Stated task ::
Quote all of the data that follows exactly as written, skipping the images.

Raw data ::
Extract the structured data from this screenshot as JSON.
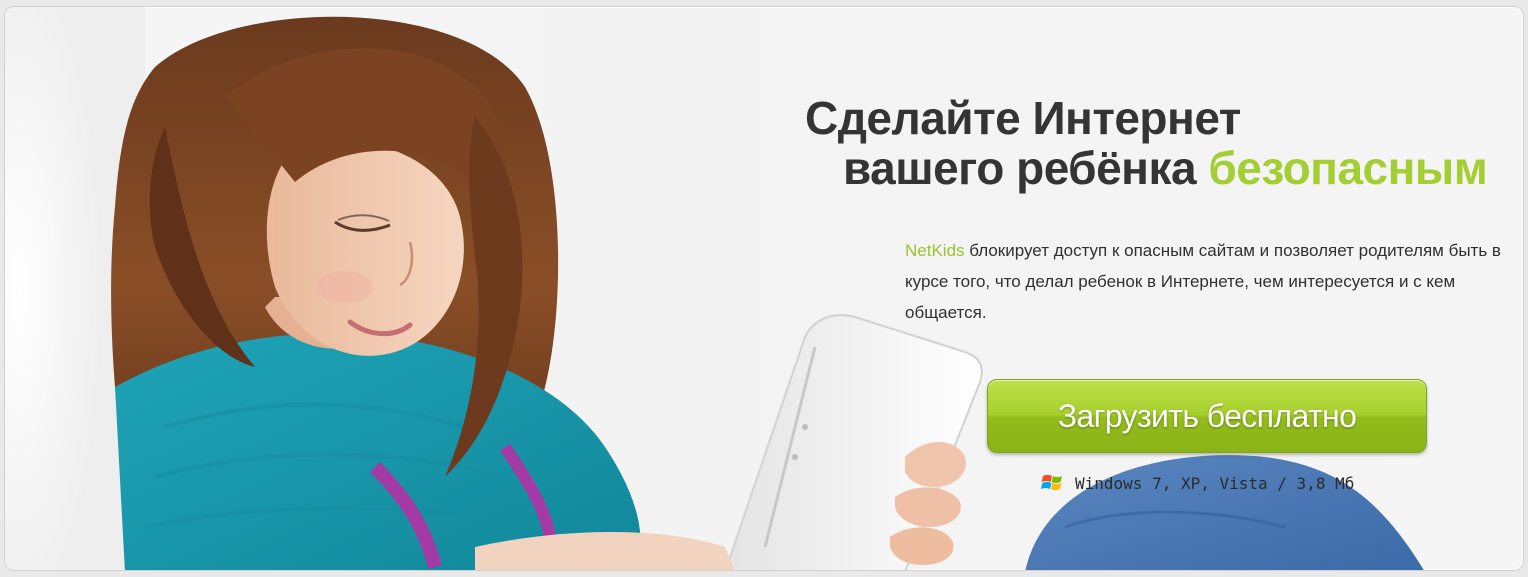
{
  "hero": {
    "headline_line1": "Сделайте Интернет",
    "headline_line2": "вашего ребёнка",
    "headline_accent": "безопасным"
  },
  "description": {
    "brand": "NetKids",
    "text": " блокирует доступ к опасным сайтам и позволяет родителям быть в курсе того, что делал ребенок в Интернете, чем интересуется и с кем общается."
  },
  "download": {
    "button_label": "Загрузить бесплатно",
    "os_info": "Windows 7, XP, Vista / 3,8 Мб"
  },
  "colors": {
    "accent": "#a3cf35",
    "button": "#9cc624",
    "headline": "#343434"
  },
  "icons": {
    "os": "windows-logo-icon"
  }
}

Written reply ::
Extract the structured data from this screenshot as JSON.
{
  "hero": {
    "headline_line1": "Сделайте Интернет",
    "headline_line2": "вашего ребёнка",
    "headline_accent": "безопасным"
  },
  "description": {
    "brand": "NetKids",
    "text": " блокирует доступ к опасным сайтам и позволяет родителям быть в курсе того, что делал ребенок в Интернете, чем интересуется и с кем общается."
  },
  "download": {
    "button_label": "Загрузить бесплатно",
    "os_info": "Windows 7, XP, Vista / 3,8 Мб"
  },
  "colors": {
    "accent": "#a3cf35",
    "button": "#9cc624",
    "headline": "#343434"
  },
  "icons": {
    "os": "windows-logo-icon"
  }
}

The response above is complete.